DATASET ROWS:
__________
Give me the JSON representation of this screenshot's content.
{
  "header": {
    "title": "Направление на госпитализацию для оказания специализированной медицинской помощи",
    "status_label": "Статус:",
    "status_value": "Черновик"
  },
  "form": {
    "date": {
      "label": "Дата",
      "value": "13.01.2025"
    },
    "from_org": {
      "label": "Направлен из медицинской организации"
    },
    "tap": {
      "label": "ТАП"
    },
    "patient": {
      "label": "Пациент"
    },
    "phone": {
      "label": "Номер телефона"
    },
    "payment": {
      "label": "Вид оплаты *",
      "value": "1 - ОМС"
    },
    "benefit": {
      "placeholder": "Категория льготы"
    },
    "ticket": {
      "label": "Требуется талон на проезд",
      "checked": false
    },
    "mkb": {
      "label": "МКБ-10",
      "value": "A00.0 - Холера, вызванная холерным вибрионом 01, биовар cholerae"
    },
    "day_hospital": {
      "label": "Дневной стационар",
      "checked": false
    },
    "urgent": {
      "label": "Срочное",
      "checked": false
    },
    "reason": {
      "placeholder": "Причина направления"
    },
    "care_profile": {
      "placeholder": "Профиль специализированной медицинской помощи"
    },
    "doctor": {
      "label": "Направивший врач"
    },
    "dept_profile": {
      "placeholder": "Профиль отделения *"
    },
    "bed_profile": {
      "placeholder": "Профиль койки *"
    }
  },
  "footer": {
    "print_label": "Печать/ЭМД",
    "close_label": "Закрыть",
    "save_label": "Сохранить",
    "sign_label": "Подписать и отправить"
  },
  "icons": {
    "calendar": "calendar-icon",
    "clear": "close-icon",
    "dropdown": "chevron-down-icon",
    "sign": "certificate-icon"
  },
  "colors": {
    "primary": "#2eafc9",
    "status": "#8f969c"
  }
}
__________
Using the listing above, reproduce each line without omission.

REPLY TO THE TASK:
Give me the JSON representation of this screenshot's content.
{
  "header": {
    "title": "Направление на госпитализацию для оказания специализированной медицинской помощи",
    "status_label": "Статус:",
    "status_value": "Черновик"
  },
  "form": {
    "date": {
      "label": "Дата",
      "value": "13.01.2025"
    },
    "from_org": {
      "label": "Направлен из медицинской организации"
    },
    "tap": {
      "label": "ТАП"
    },
    "patient": {
      "label": "Пациент"
    },
    "phone": {
      "label": "Номер телефона"
    },
    "payment": {
      "label": "Вид оплаты *",
      "value": "1 - ОМС"
    },
    "benefit": {
      "placeholder": "Категория льготы"
    },
    "ticket": {
      "label": "Требуется талон на проезд",
      "checked": false
    },
    "mkb": {
      "label": "МКБ-10",
      "value": "A00.0 - Холера, вызванная холерным вибрионом 01, биовар cholerae"
    },
    "day_hospital": {
      "label": "Дневной стационар",
      "checked": false
    },
    "urgent": {
      "label": "Срочное",
      "checked": false
    },
    "reason": {
      "placeholder": "Причина направления"
    },
    "care_profile": {
      "placeholder": "Профиль специализированной медицинской помощи"
    },
    "doctor": {
      "label": "Направивший врач"
    },
    "dept_profile": {
      "placeholder": "Профиль отделения *"
    },
    "bed_profile": {
      "placeholder": "Профиль койки *"
    }
  },
  "footer": {
    "print_label": "Печать/ЭМД",
    "close_label": "Закрыть",
    "save_label": "Сохранить",
    "sign_label": "Подписать и отправить"
  },
  "icons": {
    "calendar": "calendar-icon",
    "clear": "close-icon",
    "dropdown": "chevron-down-icon",
    "sign": "certificate-icon"
  },
  "colors": {
    "primary": "#2eafc9",
    "status": "#8f969c"
  }
}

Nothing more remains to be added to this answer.